----- Supplied records

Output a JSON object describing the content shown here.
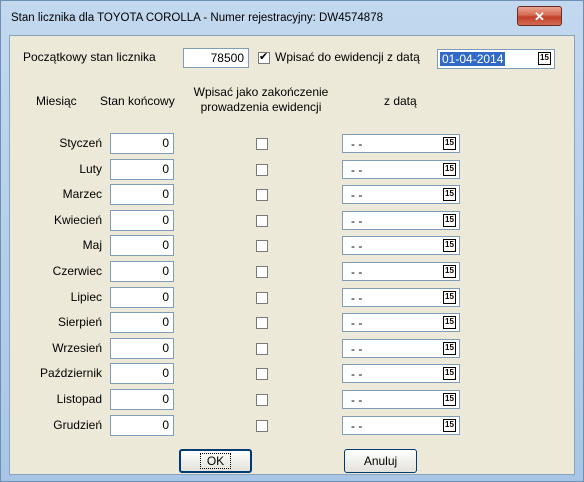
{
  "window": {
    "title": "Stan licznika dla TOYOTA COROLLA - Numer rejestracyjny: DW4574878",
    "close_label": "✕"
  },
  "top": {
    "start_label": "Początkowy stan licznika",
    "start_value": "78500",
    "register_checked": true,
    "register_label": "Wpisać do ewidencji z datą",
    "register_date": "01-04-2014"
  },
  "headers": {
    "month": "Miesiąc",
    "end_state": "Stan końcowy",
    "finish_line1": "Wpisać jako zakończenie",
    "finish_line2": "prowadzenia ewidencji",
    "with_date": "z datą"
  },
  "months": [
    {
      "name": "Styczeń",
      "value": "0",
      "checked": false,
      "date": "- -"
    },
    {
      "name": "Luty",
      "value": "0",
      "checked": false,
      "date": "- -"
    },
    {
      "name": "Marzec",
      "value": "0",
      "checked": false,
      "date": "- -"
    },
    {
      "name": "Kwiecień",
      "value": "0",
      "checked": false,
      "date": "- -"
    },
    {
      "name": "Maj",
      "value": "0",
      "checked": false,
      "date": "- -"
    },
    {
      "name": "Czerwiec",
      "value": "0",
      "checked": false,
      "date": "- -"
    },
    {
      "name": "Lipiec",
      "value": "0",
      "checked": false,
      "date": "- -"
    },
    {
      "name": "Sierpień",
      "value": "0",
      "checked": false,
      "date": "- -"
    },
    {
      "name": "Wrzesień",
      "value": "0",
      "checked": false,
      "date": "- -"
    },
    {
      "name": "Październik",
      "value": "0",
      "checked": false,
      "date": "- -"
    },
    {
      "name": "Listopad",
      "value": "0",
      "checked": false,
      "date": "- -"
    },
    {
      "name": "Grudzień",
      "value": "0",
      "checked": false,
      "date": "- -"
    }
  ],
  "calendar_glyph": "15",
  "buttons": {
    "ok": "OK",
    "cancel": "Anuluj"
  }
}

----------

- Work to complete:
Leaving all pictures aside, quote each record exactly.

- Solved exercise:
Output a JSON object describing the content shown here.
{
  "window": {
    "title": "Stan licznika dla TOYOTA COROLLA - Numer rejestracyjny: DW4574878",
    "close_label": "✕"
  },
  "top": {
    "start_label": "Początkowy stan licznika",
    "start_value": "78500",
    "register_checked": true,
    "register_label": "Wpisać do ewidencji z datą",
    "register_date": "01-04-2014"
  },
  "headers": {
    "month": "Miesiąc",
    "end_state": "Stan końcowy",
    "finish_line1": "Wpisać jako zakończenie",
    "finish_line2": "prowadzenia ewidencji",
    "with_date": "z datą"
  },
  "months": [
    {
      "name": "Styczeń",
      "value": "0",
      "checked": false,
      "date": "- -"
    },
    {
      "name": "Luty",
      "value": "0",
      "checked": false,
      "date": "- -"
    },
    {
      "name": "Marzec",
      "value": "0",
      "checked": false,
      "date": "- -"
    },
    {
      "name": "Kwiecień",
      "value": "0",
      "checked": false,
      "date": "- -"
    },
    {
      "name": "Maj",
      "value": "0",
      "checked": false,
      "date": "- -"
    },
    {
      "name": "Czerwiec",
      "value": "0",
      "checked": false,
      "date": "- -"
    },
    {
      "name": "Lipiec",
      "value": "0",
      "checked": false,
      "date": "- -"
    },
    {
      "name": "Sierpień",
      "value": "0",
      "checked": false,
      "date": "- -"
    },
    {
      "name": "Wrzesień",
      "value": "0",
      "checked": false,
      "date": "- -"
    },
    {
      "name": "Październik",
      "value": "0",
      "checked": false,
      "date": "- -"
    },
    {
      "name": "Listopad",
      "value": "0",
      "checked": false,
      "date": "- -"
    },
    {
      "name": "Grudzień",
      "value": "0",
      "checked": false,
      "date": "- -"
    }
  ],
  "calendar_glyph": "15",
  "buttons": {
    "ok": "OK",
    "cancel": "Anuluj"
  }
}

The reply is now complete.